> Work instructions:
Quote each line of the material verbatim, without the pictures.

> Information provided:
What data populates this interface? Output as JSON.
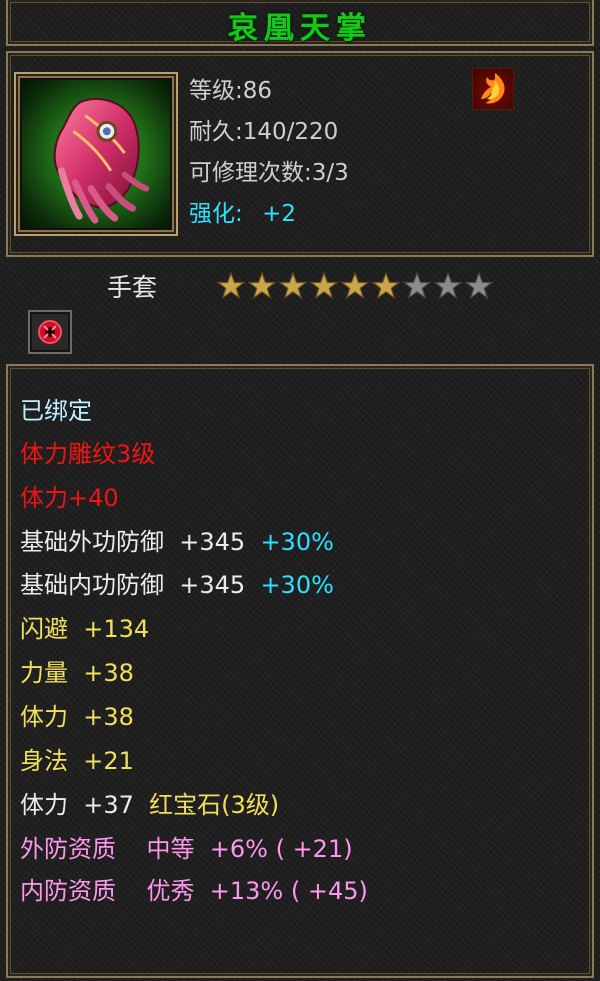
{
  "item": {
    "name": "哀凰天掌",
    "level": "等级:86",
    "durability": "耐久:140/220",
    "repair": "可修理次数:3/3",
    "enhance_label": "强化:",
    "enhance_value": "+2",
    "type": "手套",
    "stars_filled": 6,
    "stars_total": 9,
    "element_icon": "fire-icon",
    "item_icon": "glove-icon",
    "gem_slot_icon": "red-gem-icon"
  },
  "stats": [
    {
      "parts": [
        {
          "text": "已绑定",
          "color": "#bff2ff"
        }
      ]
    },
    {
      "parts": [
        {
          "text": "体力雕纹3级",
          "color": "#f01414"
        }
      ]
    },
    {
      "parts": [
        {
          "text": "体力+40",
          "color": "#f01414"
        }
      ]
    },
    {
      "parts": [
        {
          "text": "基础外功防御  +345",
          "color": "#ececec"
        },
        {
          "text": "  +30%",
          "color": "#2fe0ff"
        }
      ]
    },
    {
      "parts": [
        {
          "text": "基础内功防御  +345",
          "color": "#ececec"
        },
        {
          "text": "  +30%",
          "color": "#2fe0ff"
        }
      ]
    },
    {
      "parts": [
        {
          "text": "闪避  +134",
          "color": "#f2e05a"
        }
      ]
    },
    {
      "parts": [
        {
          "text": "力量  +38",
          "color": "#f2e05a"
        }
      ]
    },
    {
      "parts": [
        {
          "text": "体力  +38",
          "color": "#f2e05a"
        }
      ]
    },
    {
      "parts": [
        {
          "text": "身法  +21",
          "color": "#f2e05a"
        }
      ]
    },
    {
      "parts": [
        {
          "text": "体力  +37",
          "color": "#ececec"
        },
        {
          "text": "  红宝石(3级)",
          "color": "#f2e05a"
        }
      ]
    },
    {
      "parts": [
        {
          "text": "外防资质    中等  +6% ( +21)",
          "color": "#ff96ee"
        }
      ]
    },
    {
      "parts": [
        {
          "text": "内防资质    优秀  +13% ( +45)",
          "color": "#ff96ee"
        }
      ]
    }
  ]
}
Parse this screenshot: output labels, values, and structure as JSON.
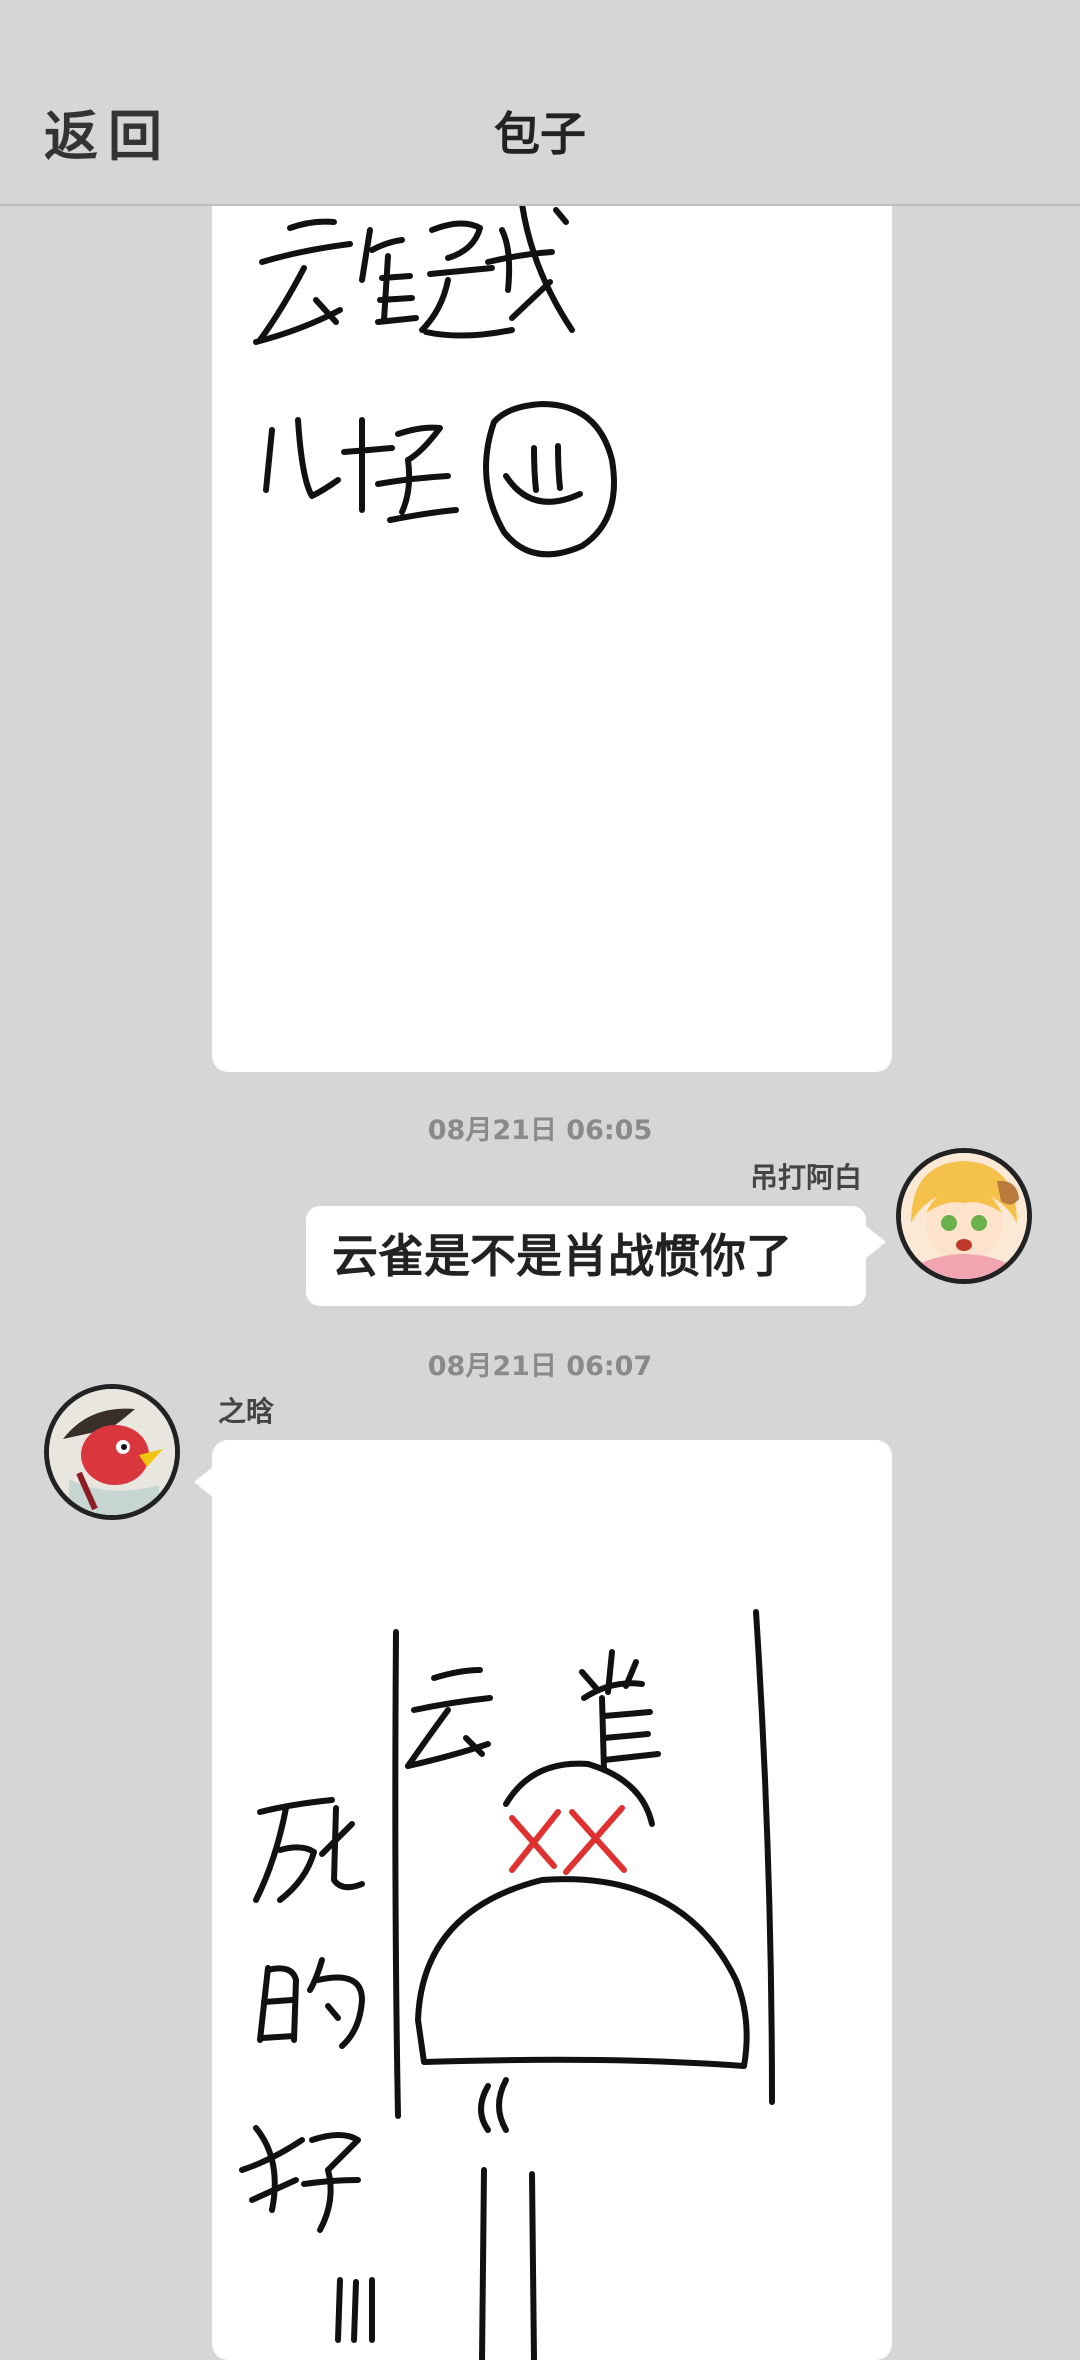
{
  "header": {
    "back_label": "返回",
    "title": "包子"
  },
  "messages": [
    {
      "type": "image",
      "sender": "之晗",
      "drawn_text": "云雀是我儿子"
    },
    {
      "time": "08月21日  06:05",
      "sender": "吊打阿白",
      "text": "云雀是不是肖战惯你了"
    },
    {
      "time": "08月21日  06:07",
      "sender": "之晗",
      "type": "image",
      "drawn_text": "云雀 死的好"
    }
  ],
  "icons": {
    "avatar_right": "anime-girl-avatar",
    "avatar_left": "red-bird-avatar"
  }
}
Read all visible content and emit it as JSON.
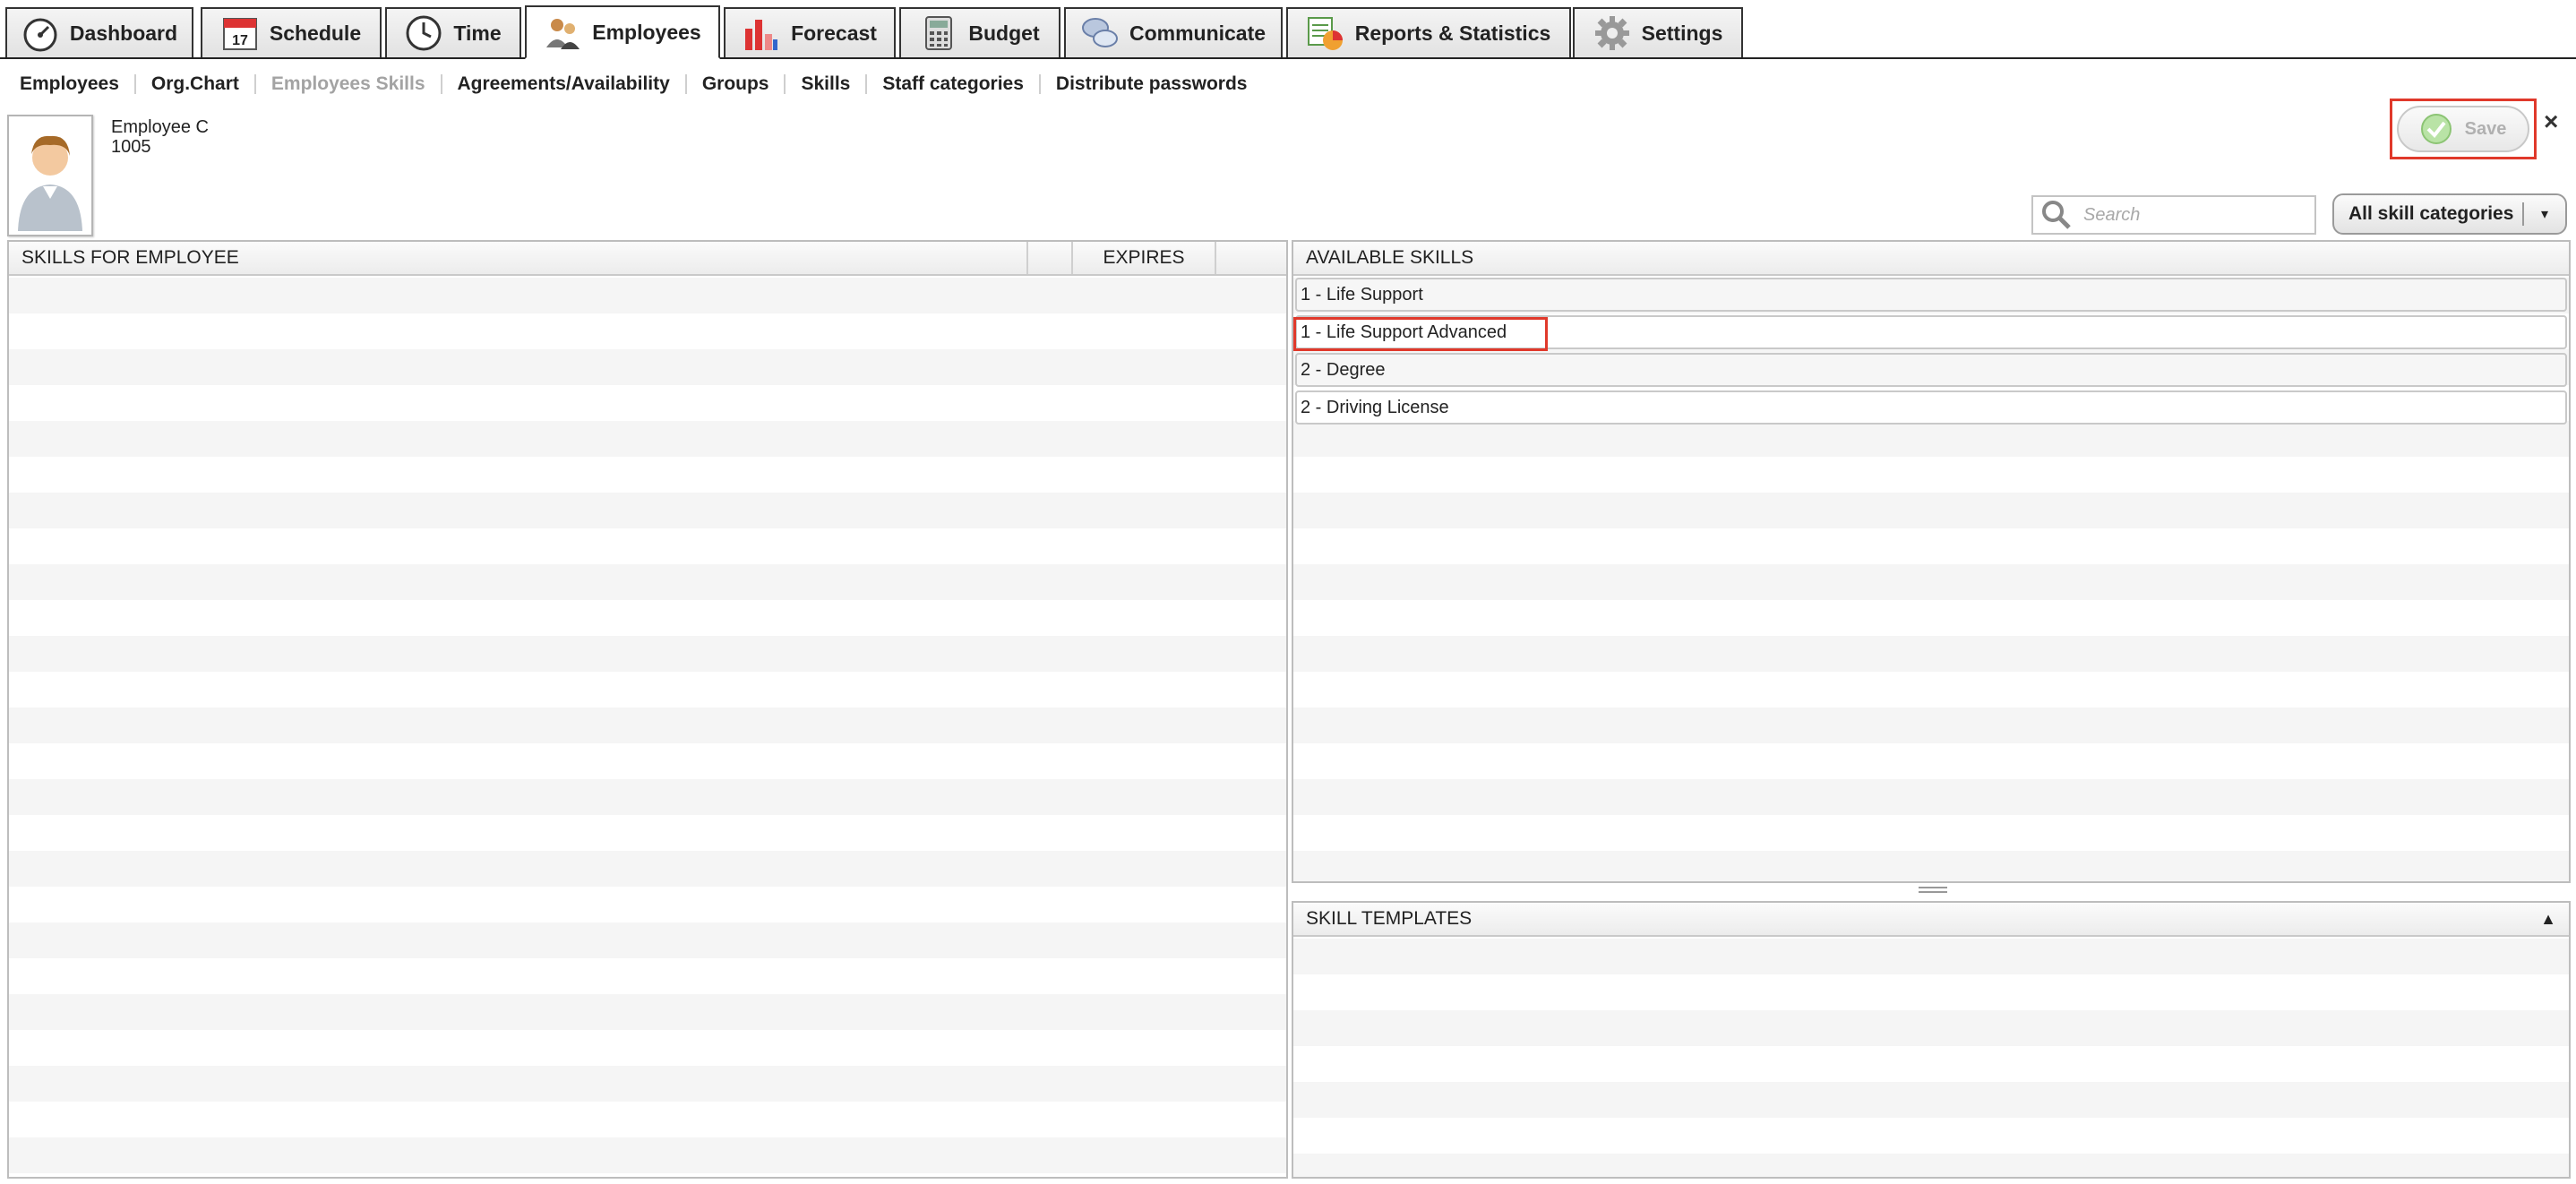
{
  "tabs": [
    {
      "label": "Dashboard",
      "icon": "speedometer-icon"
    },
    {
      "label": "Schedule",
      "icon": "calendar-icon",
      "calendar_day": "17"
    },
    {
      "label": "Time",
      "icon": "clock-icon"
    },
    {
      "label": "Employees",
      "icon": "employees-icon",
      "active": true
    },
    {
      "label": "Forecast",
      "icon": "bar-chart-icon"
    },
    {
      "label": "Budget",
      "icon": "calculator-icon"
    },
    {
      "label": "Communicate",
      "icon": "chat-icon"
    },
    {
      "label": "Reports & Statistics",
      "icon": "report-pie-icon"
    },
    {
      "label": "Settings",
      "icon": "gear-icon"
    }
  ],
  "subnav": [
    {
      "label": "Employees"
    },
    {
      "label": "Org.Chart"
    },
    {
      "label": "Employees Skills",
      "current": true
    },
    {
      "label": "Agreements/Availability"
    },
    {
      "label": "Groups"
    },
    {
      "label": "Skills"
    },
    {
      "label": "Staff categories"
    },
    {
      "label": "Distribute passwords"
    }
  ],
  "employee": {
    "name": "Employee C",
    "id": "1005",
    "avatar_icon": "person-avatar-icon"
  },
  "toolbar": {
    "save_label": "Save",
    "close_label": "×"
  },
  "search": {
    "placeholder": "Search",
    "value": ""
  },
  "category_filter": {
    "selected": "All skill categories",
    "arrow": "▾"
  },
  "skills_for_employee": {
    "header": "SKILLS FOR EMPLOYEE",
    "col_expires": "EXPIRES",
    "rows": []
  },
  "available_skills": {
    "header": "AVAILABLE SKILLS",
    "items": [
      "1 - Life Support",
      "1 - Life Support Advanced",
      "2 - Degree",
      "2 - Driving License"
    ]
  },
  "skill_templates": {
    "header": "SKILL TEMPLATES",
    "toggle": "▲"
  },
  "colors": {
    "highlight": "#e0392b",
    "save_check": "#6cc24a"
  }
}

> Solution for this exercise:
What data populates this interface? Output as JSON.
{
  "item": {
    "name": "哀凰天掌",
    "level": "等级:86",
    "durability": "耐久:140/220",
    "repair": "可修理次数:3/3",
    "enhance_label": "强化:",
    "enhance_value": "+2",
    "type": "手套",
    "stars_filled": 6,
    "stars_total": 9,
    "element_icon": "fire-icon",
    "item_icon": "glove-icon",
    "gem_slot_icon": "red-gem-icon"
  },
  "stats": [
    {
      "parts": [
        {
          "text": "已绑定",
          "color": "#bff2ff"
        }
      ]
    },
    {
      "parts": [
        {
          "text": "体力雕纹3级",
          "color": "#f01414"
        }
      ]
    },
    {
      "parts": [
        {
          "text": "体力+40",
          "color": "#f01414"
        }
      ]
    },
    {
      "parts": [
        {
          "text": "基础外功防御  +345",
          "color": "#ececec"
        },
        {
          "text": "  +30%",
          "color": "#2fe0ff"
        }
      ]
    },
    {
      "parts": [
        {
          "text": "基础内功防御  +345",
          "color": "#ececec"
        },
        {
          "text": "  +30%",
          "color": "#2fe0ff"
        }
      ]
    },
    {
      "parts": [
        {
          "text": "闪避  +134",
          "color": "#f2e05a"
        }
      ]
    },
    {
      "parts": [
        {
          "text": "力量  +38",
          "color": "#f2e05a"
        }
      ]
    },
    {
      "parts": [
        {
          "text": "体力  +38",
          "color": "#f2e05a"
        }
      ]
    },
    {
      "parts": [
        {
          "text": "身法  +21",
          "color": "#f2e05a"
        }
      ]
    },
    {
      "parts": [
        {
          "text": "体力  +37",
          "color": "#ececec"
        },
        {
          "text": "  红宝石(3级)",
          "color": "#f2e05a"
        }
      ]
    },
    {
      "parts": [
        {
          "text": "外防资质    中等  +6% ( +21)",
          "color": "#ff96ee"
        }
      ]
    },
    {
      "parts": [
        {
          "text": "内防资质    优秀  +13% ( +45)",
          "color": "#ff96ee"
        }
      ]
    }
  ]
}
Parse this screenshot: output labels, values, and structure as JSON.
{
  "header": {
    "back_label": "返回",
    "title": "包子"
  },
  "messages": [
    {
      "type": "image",
      "sender": "之晗",
      "drawn_text": "云雀是我儿子"
    },
    {
      "time": "08月21日  06:05",
      "sender": "吊打阿白",
      "text": "云雀是不是肖战惯你了"
    },
    {
      "time": "08月21日  06:07",
      "sender": "之晗",
      "type": "image",
      "drawn_text": "云雀 死的好"
    }
  ],
  "icons": {
    "avatar_right": "anime-girl-avatar",
    "avatar_left": "red-bird-avatar"
  }
}
Read all visible content and emit it as JSON.
{
  "tabs": [
    {
      "label": "Dashboard",
      "icon": "speedometer-icon"
    },
    {
      "label": "Schedule",
      "icon": "calendar-icon",
      "calendar_day": "17"
    },
    {
      "label": "Time",
      "icon": "clock-icon"
    },
    {
      "label": "Employees",
      "icon": "employees-icon",
      "active": true
    },
    {
      "label": "Forecast",
      "icon": "bar-chart-icon"
    },
    {
      "label": "Budget",
      "icon": "calculator-icon"
    },
    {
      "label": "Communicate",
      "icon": "chat-icon"
    },
    {
      "label": "Reports & Statistics",
      "icon": "report-pie-icon"
    },
    {
      "label": "Settings",
      "icon": "gear-icon"
    }
  ],
  "subnav": [
    {
      "label": "Employees"
    },
    {
      "label": "Org.Chart"
    },
    {
      "label": "Employees Skills",
      "current": true
    },
    {
      "label": "Agreements/Availability"
    },
    {
      "label": "Groups"
    },
    {
      "label": "Skills"
    },
    {
      "label": "Staff categories"
    },
    {
      "label": "Distribute passwords"
    }
  ],
  "employee": {
    "name": "Employee C",
    "id": "1005",
    "avatar_icon": "person-avatar-icon"
  },
  "toolbar": {
    "save_label": "Save",
    "close_label": "×"
  },
  "search": {
    "placeholder": "Search",
    "value": ""
  },
  "category_filter": {
    "selected": "All skill categories",
    "arrow": "▾"
  },
  "skills_for_employee": {
    "header": "SKILLS FOR EMPLOYEE",
    "col_expires": "EXPIRES",
    "rows": []
  },
  "available_skills": {
    "header": "AVAILABLE SKILLS",
    "items": [
      "1 - Life Support",
      "1 - Life Support Advanced",
      "2 - Degree",
      "2 - Driving License"
    ]
  },
  "skill_templates": {
    "header": "SKILL TEMPLATES",
    "toggle": "▲"
  },
  "colors": {
    "highlight": "#e0392b",
    "save_check": "#6cc24a"
  }
}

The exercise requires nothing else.